[BEGIN Recorded information]

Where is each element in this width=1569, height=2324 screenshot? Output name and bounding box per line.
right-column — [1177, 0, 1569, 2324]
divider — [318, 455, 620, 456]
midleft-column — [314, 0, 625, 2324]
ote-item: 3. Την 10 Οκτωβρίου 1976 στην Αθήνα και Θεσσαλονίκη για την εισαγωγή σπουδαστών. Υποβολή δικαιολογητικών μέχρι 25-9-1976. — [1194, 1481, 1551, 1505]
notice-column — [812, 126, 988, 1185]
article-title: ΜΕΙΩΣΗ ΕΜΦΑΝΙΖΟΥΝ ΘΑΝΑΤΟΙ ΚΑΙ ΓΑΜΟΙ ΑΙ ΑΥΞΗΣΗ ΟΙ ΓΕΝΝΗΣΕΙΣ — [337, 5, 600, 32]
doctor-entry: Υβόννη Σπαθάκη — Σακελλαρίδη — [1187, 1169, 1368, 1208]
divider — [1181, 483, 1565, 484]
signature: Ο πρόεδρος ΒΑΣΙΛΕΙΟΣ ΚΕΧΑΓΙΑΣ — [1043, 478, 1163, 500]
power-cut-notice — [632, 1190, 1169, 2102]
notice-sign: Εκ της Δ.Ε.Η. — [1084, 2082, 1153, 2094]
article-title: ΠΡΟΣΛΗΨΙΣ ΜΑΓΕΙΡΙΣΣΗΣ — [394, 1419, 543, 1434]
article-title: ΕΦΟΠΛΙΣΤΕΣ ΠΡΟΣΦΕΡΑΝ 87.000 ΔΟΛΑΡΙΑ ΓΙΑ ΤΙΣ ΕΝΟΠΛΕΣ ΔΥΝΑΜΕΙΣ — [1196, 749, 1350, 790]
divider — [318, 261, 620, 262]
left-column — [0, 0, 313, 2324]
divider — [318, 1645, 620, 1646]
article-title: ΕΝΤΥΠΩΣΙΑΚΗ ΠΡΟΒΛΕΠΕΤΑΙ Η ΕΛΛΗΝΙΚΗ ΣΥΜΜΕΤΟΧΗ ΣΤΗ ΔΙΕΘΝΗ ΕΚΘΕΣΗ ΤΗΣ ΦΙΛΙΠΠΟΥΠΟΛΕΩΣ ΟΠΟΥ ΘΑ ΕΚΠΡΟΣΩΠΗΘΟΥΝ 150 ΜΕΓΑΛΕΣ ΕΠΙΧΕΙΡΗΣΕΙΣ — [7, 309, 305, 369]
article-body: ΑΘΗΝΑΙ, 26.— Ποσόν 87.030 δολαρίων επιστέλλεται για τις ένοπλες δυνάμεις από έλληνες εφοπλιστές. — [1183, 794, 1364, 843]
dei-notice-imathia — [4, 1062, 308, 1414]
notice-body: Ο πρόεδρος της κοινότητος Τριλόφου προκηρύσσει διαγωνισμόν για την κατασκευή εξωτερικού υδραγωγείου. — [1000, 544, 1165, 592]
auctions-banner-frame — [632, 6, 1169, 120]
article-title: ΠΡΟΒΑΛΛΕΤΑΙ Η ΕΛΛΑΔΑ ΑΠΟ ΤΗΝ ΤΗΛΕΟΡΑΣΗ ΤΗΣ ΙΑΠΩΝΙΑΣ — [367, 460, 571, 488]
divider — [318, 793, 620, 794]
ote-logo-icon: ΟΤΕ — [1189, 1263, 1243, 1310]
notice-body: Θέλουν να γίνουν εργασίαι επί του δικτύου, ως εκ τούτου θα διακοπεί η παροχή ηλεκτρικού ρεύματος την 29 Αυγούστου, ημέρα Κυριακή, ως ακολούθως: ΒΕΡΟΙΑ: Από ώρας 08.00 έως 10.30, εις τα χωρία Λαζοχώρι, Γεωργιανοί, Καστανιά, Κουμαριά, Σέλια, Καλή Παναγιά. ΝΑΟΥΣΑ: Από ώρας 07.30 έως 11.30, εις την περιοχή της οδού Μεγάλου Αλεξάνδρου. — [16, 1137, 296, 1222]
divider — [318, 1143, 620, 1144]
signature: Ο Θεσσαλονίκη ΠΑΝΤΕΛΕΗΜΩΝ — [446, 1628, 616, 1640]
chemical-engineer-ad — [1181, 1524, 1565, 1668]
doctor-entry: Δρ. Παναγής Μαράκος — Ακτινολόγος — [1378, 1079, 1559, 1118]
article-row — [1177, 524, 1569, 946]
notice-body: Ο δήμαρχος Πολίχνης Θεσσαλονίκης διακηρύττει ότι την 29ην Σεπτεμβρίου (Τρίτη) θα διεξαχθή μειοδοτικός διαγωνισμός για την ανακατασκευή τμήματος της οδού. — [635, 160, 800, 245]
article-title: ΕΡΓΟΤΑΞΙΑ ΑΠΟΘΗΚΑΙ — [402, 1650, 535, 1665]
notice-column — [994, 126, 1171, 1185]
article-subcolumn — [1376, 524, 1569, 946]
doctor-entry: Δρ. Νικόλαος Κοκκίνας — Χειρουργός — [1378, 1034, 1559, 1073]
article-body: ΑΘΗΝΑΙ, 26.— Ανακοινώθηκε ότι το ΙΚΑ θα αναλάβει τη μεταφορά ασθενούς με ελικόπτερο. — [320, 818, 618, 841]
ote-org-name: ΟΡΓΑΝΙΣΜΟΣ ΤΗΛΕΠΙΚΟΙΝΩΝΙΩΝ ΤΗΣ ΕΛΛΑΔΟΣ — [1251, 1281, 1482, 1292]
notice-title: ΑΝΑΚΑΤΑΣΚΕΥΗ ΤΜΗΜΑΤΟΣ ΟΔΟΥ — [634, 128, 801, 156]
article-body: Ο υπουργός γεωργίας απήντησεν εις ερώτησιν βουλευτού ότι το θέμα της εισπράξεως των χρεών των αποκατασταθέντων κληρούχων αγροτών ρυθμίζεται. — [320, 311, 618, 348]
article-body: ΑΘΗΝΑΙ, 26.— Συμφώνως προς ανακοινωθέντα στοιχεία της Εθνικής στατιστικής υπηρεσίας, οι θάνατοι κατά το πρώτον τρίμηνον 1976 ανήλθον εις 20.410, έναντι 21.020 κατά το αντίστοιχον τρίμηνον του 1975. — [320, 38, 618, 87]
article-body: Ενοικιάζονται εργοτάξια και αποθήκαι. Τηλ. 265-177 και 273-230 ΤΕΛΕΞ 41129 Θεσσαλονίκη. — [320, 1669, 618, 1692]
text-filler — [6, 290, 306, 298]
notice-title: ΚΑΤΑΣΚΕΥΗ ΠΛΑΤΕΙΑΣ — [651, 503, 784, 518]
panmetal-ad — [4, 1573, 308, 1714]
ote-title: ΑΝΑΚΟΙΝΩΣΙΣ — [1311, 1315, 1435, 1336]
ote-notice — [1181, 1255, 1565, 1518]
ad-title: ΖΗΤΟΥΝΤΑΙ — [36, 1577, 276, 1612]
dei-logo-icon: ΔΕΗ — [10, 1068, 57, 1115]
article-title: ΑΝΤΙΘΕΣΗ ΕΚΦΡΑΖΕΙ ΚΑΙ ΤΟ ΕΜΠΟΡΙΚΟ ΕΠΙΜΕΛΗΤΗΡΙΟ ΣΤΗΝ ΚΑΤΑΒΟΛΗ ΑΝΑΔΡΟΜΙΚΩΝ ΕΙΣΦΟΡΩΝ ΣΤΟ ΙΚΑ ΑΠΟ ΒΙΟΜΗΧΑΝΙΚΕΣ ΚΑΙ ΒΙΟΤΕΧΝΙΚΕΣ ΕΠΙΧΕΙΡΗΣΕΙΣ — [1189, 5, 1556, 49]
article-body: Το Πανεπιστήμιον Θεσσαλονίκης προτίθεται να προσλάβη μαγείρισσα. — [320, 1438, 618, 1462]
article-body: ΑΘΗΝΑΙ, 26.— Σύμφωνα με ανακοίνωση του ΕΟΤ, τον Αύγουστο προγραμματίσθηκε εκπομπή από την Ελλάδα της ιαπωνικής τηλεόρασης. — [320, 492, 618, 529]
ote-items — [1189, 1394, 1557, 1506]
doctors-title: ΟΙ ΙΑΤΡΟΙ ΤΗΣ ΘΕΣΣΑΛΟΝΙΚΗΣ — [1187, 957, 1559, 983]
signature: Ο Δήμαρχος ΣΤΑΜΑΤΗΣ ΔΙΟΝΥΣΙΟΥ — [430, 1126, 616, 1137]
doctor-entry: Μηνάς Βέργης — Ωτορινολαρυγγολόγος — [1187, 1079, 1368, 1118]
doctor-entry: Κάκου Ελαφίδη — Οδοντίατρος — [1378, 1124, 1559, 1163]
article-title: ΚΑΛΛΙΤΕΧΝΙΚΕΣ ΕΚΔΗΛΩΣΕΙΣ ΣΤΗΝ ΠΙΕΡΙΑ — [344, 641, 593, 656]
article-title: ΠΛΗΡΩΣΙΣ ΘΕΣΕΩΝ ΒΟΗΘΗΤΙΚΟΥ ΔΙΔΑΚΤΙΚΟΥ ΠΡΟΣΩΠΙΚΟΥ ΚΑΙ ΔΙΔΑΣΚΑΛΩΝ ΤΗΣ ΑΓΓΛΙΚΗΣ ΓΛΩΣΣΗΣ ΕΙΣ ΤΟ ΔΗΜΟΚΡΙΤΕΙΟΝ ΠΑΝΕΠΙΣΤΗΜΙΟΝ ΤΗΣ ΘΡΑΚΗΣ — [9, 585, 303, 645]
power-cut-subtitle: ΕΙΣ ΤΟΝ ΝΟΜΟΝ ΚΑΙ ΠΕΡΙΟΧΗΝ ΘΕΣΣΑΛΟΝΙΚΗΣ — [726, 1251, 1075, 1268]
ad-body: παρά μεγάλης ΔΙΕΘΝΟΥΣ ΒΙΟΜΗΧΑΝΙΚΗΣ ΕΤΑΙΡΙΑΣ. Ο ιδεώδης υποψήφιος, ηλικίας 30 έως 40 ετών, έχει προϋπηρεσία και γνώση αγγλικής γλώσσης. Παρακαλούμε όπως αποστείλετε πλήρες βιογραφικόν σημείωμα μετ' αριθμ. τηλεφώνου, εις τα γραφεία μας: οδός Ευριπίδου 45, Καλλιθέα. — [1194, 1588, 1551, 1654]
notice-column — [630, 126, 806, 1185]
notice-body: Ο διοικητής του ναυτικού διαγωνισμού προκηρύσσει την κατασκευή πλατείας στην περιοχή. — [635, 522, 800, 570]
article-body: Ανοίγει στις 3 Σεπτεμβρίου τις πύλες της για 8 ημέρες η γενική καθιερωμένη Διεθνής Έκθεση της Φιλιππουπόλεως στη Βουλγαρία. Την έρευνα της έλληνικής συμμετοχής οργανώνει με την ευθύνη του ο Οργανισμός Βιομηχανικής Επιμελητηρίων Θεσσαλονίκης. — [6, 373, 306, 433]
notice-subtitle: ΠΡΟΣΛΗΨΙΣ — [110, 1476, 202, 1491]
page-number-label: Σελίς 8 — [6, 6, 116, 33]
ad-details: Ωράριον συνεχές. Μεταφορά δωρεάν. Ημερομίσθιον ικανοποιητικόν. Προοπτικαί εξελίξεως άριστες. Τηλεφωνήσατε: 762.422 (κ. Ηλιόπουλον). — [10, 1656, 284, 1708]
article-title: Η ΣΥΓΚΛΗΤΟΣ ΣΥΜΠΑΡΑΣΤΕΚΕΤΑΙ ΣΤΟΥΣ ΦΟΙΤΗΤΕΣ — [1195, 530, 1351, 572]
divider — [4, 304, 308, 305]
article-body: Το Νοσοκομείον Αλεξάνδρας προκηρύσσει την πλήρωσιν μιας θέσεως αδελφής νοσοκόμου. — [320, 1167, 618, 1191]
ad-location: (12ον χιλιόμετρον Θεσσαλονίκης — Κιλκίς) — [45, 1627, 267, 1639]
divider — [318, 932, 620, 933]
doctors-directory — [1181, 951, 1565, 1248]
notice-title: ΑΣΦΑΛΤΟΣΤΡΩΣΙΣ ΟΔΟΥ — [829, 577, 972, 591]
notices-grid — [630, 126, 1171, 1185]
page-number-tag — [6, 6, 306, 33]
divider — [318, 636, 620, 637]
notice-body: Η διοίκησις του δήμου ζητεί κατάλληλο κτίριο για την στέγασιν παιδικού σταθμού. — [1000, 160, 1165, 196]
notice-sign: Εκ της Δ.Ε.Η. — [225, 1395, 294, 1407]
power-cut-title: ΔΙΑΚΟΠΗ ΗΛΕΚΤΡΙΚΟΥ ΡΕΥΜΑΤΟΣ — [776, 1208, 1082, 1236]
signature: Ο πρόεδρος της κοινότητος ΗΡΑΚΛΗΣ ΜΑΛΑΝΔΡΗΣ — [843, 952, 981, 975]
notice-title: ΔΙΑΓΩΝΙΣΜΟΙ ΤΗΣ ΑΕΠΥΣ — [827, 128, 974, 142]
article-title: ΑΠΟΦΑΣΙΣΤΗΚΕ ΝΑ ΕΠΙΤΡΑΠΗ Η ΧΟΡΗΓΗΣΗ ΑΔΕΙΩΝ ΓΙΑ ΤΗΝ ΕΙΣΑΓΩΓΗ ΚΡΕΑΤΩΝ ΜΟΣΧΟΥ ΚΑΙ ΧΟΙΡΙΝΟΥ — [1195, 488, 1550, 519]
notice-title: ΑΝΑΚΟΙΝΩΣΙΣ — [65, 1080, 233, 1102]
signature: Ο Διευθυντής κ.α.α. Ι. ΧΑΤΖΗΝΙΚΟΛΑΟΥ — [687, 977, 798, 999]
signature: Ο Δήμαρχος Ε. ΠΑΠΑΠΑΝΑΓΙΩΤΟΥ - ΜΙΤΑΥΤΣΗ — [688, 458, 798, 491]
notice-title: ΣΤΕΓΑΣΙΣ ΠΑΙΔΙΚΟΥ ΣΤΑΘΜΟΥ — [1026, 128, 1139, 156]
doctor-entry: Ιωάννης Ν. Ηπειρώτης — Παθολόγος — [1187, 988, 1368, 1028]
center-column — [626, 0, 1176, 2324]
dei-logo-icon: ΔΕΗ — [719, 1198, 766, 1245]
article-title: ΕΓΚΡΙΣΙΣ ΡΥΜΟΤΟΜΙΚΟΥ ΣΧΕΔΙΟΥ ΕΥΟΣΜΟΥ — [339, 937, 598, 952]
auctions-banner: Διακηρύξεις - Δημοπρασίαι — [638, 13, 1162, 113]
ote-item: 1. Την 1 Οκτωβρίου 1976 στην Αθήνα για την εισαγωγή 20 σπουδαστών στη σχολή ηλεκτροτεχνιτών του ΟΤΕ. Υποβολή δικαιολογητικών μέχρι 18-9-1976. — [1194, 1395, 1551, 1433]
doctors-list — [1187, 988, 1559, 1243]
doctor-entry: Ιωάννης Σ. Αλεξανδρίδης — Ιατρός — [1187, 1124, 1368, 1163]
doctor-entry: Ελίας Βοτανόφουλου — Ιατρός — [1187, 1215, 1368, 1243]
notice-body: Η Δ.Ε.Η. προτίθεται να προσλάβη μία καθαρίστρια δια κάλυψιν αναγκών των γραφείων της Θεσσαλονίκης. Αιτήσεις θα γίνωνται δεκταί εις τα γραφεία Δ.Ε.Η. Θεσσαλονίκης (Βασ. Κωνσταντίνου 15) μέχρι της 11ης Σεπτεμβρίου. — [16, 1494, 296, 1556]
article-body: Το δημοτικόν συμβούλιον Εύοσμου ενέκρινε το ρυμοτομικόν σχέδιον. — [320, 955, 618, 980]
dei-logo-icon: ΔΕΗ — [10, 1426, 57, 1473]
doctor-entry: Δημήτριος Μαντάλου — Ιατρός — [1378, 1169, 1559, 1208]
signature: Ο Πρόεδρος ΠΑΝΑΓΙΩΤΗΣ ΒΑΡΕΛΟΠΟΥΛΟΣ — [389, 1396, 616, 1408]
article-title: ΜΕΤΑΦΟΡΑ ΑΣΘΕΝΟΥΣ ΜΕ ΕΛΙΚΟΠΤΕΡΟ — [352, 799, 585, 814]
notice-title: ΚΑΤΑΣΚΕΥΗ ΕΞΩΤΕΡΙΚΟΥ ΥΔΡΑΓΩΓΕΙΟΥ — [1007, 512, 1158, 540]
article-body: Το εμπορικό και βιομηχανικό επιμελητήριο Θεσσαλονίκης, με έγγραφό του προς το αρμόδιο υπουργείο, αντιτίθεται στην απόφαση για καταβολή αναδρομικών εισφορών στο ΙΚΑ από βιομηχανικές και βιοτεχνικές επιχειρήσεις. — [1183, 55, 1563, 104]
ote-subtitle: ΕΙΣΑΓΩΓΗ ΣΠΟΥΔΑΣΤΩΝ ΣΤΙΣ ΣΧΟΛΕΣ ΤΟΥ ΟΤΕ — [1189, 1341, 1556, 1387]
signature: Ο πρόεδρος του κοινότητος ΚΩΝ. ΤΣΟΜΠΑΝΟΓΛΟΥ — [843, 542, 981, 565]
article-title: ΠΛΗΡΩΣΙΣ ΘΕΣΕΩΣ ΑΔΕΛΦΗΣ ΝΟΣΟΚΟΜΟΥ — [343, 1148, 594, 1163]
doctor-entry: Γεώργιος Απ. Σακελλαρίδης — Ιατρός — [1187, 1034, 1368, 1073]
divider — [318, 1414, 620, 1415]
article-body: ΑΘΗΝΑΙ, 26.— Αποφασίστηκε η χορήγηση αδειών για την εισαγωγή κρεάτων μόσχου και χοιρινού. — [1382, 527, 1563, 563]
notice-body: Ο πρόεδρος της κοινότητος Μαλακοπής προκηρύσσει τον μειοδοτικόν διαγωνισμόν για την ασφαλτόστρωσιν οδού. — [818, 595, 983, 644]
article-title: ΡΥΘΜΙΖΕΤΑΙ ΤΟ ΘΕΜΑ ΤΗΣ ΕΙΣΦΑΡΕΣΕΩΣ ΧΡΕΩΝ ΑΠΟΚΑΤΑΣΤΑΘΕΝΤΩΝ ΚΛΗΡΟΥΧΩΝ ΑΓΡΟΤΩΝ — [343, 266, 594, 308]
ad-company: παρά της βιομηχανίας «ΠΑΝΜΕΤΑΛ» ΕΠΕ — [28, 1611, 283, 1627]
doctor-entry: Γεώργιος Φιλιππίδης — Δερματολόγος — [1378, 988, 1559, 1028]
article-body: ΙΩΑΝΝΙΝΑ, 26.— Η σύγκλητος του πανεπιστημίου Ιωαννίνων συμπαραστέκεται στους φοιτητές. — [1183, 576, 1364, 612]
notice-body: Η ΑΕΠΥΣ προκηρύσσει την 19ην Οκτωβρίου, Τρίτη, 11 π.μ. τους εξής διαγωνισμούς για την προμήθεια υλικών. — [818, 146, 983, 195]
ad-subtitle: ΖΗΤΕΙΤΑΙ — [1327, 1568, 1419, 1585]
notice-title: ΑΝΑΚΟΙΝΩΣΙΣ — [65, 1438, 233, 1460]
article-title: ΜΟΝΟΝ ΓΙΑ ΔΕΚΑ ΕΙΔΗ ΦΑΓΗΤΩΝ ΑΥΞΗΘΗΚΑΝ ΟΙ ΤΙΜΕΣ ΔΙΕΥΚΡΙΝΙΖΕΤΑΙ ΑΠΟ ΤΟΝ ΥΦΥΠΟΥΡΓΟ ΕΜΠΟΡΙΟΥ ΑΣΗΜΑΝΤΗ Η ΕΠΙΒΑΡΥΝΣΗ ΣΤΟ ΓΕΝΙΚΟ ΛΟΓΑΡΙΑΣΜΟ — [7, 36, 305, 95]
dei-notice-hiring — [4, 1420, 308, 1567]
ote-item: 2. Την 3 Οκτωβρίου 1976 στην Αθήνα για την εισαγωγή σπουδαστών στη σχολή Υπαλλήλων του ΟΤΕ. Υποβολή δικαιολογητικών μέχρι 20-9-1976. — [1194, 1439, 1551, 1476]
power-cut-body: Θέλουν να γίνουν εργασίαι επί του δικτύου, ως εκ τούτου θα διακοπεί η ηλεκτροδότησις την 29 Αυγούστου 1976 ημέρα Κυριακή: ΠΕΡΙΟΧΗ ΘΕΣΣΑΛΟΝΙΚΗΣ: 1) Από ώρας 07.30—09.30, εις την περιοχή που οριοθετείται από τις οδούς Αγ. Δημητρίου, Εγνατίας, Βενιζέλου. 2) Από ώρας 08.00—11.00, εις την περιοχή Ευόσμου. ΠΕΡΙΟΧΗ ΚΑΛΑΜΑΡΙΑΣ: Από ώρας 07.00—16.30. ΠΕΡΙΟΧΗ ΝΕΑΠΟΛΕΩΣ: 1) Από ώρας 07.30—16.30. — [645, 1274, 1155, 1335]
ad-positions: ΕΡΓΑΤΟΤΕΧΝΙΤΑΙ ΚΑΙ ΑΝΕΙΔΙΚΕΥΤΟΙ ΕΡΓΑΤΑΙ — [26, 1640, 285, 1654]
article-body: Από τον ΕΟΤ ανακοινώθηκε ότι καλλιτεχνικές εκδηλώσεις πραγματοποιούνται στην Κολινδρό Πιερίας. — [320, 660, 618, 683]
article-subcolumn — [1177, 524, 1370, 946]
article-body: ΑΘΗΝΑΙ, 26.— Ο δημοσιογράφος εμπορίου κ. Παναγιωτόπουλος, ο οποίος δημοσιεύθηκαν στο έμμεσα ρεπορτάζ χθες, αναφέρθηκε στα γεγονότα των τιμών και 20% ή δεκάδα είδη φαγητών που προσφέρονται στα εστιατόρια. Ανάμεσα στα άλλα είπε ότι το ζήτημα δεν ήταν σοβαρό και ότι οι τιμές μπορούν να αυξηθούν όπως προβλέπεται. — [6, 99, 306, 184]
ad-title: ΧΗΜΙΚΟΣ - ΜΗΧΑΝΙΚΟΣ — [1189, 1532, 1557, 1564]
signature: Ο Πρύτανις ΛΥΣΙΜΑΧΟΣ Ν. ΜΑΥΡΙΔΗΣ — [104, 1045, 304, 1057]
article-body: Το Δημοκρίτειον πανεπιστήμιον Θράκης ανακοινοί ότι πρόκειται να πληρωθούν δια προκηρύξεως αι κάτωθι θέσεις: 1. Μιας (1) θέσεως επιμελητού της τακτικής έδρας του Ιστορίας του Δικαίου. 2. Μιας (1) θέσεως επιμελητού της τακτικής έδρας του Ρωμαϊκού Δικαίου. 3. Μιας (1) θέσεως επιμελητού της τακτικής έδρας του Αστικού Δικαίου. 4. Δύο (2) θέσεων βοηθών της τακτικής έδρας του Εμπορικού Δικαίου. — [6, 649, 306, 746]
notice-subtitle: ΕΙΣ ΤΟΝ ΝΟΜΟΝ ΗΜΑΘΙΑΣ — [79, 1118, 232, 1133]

[END Recorded information]

(Work required)
Convert the lines from the beginning of the items above through the line containing "article-title: ΠΡΟΣΛΗΨΙΣ ΜΑΓΕΙΡΙΣΣΗΣ" into a JSON list of strings, with one string per line and blank lines omitted.

(Answer below)
[
  "Where is each element in this width=1569, height=2324 screenshot? Output name and bounding box per line.",
  "right-column — [1177, 0, 1569, 2324]",
  "divider — [318, 455, 620, 456]",
  "midleft-column — [314, 0, 625, 2324]",
  "ote-item: 3. Την 10 Οκτωβρίου 1976 στην Αθήνα και Θεσσαλονίκη για την εισαγωγή σπουδαστών. Υποβολή δικαιολογητικών μέχρι 25-9-1976. — [1194, 1481, 1551, 1505]",
  "notice-column — [812, 126, 988, 1185]",
  "article-title: ΜΕΙΩΣΗ ΕΜΦΑΝΙΖΟΥΝ ΘΑΝΑΤΟΙ ΚΑΙ ΓΑΜΟΙ ΑΙ ΑΥΞΗΣΗ ΟΙ ΓΕΝΝΗΣΕΙΣ — [337, 5, 600, 32]",
  "doctor-entry: Υβόννη Σπαθάκη — Σακελλαρίδη — [1187, 1169, 1368, 1208]",
  "divider — [1181, 483, 1565, 484]",
  "signature: Ο πρόεδρος ΒΑΣΙΛΕΙΟΣ ΚΕΧΑΓΙΑΣ — [1043, 478, 1163, 500]",
  "power-cut-notice — [632, 1190, 1169, 2102]",
  "notice-sign: Εκ της Δ.Ε.Η. — [1084, 2082, 1153, 2094]",
  "article-title: ΠΡΟΣΛΗΨΙΣ ΜΑΓΕΙΡΙΣΣΗΣ — [394, 1419, 543, 1434]"
]